Am Ende ist manches ganz, ganz furchtbar klar.

„The Guilty“ von Gustav Möller

von Renate Wagner

The Guilty
(Dänemark 2018)

Regie: Gustav Möller
Mit: Jakob Cedergren u.a.
 
Dienst in der Notrufzentrale einer Polizeistation ist ermüdend und schwierig. Die Leute, die anrufen, drücken sich unklar aus, einer ist krank, einer überfallen worden, manche plappern einfach blöde vor sich hin. Asger Holm ist hierher abkommandiert – später erfahren wir, daß er wegen eines Vorfalls vorläufig vom aktiven Dienst abgezogen wurde. Am nächsten Tag erfolgt die Untersuchung, ob er den jungen Mann in Notwehr erschossen hat.

________

## Zu erledigen
**A)** Stimmen diese Aussagen mit der Filmkritik zu „The Guilty“ überein? Beantworte jede mit Ja oder Nein und zitiere die entscheidenden Worte der Kritik wörtlich: (i) Asger Holm wurde wegen eines Vorfalls vorläufig vom aktiven Dienst abgezogen. (ii) Die Untersuchung findet noch am selben Tag statt. (iii) Der Film stammt aus Schweden.
**B)** Führe die Filmkritik zu „The Guilty“ im Anschluss an ihren letzten Satz um einige Sätze fort.
Die folgenden Einträge haben mit der Filmkritik zu „The Guilty“ nichts zu tun.

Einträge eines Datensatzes
________

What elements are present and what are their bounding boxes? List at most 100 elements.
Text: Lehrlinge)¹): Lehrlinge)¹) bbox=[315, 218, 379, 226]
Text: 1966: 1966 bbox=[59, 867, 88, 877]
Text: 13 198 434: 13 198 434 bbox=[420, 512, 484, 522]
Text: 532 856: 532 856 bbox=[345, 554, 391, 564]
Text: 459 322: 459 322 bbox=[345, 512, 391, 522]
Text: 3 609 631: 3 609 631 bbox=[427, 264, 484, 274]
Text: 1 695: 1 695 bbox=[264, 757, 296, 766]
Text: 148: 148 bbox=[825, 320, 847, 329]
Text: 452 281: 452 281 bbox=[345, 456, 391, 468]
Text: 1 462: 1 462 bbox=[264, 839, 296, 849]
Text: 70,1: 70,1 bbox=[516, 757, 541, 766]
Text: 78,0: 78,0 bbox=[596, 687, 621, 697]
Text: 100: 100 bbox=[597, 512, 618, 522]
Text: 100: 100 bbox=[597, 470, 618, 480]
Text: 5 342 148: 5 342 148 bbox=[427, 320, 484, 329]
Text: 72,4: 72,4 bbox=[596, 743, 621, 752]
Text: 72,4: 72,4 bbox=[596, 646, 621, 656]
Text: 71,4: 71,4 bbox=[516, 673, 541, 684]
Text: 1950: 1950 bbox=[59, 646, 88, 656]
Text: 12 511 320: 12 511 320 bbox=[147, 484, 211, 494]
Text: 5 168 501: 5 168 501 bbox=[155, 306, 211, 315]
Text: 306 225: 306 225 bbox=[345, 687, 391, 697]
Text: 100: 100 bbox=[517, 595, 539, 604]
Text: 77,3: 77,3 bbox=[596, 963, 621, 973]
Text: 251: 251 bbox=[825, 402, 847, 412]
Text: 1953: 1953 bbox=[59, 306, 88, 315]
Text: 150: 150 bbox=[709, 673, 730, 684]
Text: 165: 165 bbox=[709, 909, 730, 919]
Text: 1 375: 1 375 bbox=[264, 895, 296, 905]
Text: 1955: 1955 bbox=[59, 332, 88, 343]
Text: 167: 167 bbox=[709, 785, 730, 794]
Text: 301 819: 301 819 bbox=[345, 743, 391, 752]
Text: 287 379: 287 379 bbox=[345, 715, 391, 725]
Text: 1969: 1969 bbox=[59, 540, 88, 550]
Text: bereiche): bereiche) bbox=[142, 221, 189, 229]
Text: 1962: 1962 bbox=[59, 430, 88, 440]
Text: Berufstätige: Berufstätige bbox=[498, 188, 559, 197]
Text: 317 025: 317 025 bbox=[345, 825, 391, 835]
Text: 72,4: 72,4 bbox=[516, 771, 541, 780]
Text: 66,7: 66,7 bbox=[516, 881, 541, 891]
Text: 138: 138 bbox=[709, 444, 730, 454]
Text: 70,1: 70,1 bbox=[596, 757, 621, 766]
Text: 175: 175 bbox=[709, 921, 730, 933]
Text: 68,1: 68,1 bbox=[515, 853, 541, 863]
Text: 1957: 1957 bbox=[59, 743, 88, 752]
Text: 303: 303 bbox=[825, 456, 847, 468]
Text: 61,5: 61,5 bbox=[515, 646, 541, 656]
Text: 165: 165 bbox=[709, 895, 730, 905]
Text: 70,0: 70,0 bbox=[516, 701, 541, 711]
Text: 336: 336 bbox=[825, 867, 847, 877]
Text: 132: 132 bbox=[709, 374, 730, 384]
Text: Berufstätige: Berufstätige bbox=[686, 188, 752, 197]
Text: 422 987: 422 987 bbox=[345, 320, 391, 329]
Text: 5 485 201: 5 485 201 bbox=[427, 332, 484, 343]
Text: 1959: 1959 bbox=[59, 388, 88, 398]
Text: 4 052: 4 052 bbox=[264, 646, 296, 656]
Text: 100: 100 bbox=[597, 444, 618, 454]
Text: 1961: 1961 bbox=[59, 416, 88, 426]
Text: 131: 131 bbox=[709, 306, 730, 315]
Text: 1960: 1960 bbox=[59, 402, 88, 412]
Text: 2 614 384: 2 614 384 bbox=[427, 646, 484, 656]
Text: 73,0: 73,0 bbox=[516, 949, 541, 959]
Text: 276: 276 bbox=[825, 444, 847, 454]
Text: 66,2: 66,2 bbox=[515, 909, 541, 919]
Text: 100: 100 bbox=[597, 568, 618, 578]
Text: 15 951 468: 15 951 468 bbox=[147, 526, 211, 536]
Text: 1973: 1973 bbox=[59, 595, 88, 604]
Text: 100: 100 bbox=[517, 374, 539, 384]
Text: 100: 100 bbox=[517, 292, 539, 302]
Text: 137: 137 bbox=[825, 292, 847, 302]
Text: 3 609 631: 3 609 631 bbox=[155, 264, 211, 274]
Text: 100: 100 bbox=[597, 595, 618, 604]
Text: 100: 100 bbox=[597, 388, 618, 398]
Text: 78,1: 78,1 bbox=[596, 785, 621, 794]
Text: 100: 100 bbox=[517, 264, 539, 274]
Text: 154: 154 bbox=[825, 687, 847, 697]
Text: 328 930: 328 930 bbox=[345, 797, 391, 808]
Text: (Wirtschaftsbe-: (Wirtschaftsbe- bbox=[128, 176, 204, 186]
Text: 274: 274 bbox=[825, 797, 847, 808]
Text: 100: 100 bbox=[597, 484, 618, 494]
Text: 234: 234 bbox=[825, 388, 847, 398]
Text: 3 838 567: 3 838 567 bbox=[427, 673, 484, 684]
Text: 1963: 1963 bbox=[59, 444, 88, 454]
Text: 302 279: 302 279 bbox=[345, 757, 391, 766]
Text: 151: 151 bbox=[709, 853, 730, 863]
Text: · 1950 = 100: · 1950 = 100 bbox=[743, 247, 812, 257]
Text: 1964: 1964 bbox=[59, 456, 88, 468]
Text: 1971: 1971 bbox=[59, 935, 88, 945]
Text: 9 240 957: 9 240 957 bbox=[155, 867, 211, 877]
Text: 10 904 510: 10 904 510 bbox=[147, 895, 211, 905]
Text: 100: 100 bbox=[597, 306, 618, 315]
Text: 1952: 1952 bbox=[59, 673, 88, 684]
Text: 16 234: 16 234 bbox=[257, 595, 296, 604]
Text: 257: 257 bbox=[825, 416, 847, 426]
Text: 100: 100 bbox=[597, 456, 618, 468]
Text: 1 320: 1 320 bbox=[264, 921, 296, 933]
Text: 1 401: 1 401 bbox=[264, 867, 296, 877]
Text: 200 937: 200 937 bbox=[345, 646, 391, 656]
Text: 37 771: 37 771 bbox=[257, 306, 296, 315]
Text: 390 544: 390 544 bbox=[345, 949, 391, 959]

________

## Lösungen
**A)**
(i) Ja: „später erfahren wir, daß er wegen eines Vorfalls vorläufig vom aktiven Dienst abgezogen wurde“
(ii) Nein: „Am nächsten Tag erfolgt die Untersuchung“
(iii) Nein: „(Dänemark 2018)“

**B)**
Einstweilen sitzt er müde da, und wenn eine Frau erst unverständlich bleibt, neigt er dazu aufzulegen. Bis er plötzlich schaltet – redet sie wirklich mit ihrer Tochter, wie es den Anschein hat? Oder ist sie entführt worden und täuscht den Entführer, indem sie die Polizei gewählt hat? Von da an – geht’s an…
 
Meist sind die skandinavischen Filme (wenn nicht ein Meisterwerk wie „The Square“ darunter ist) besonders harte Krimis, seelisch und real grausam. Bei diesem dänischen Film haben wir es mit einem minimalistischen Psychothriller zu tun, der faktisch nur am Telefon und, für die Filmemacher, im Gesicht des Hauptdarstellers stattfindet. Es gehen zwar ein paar Kollegen durch die Polizeistation, spielen aber keine Rolle. Die rätselhaft fortschreitende Handlung vermittelt sich allein durch Stimmen.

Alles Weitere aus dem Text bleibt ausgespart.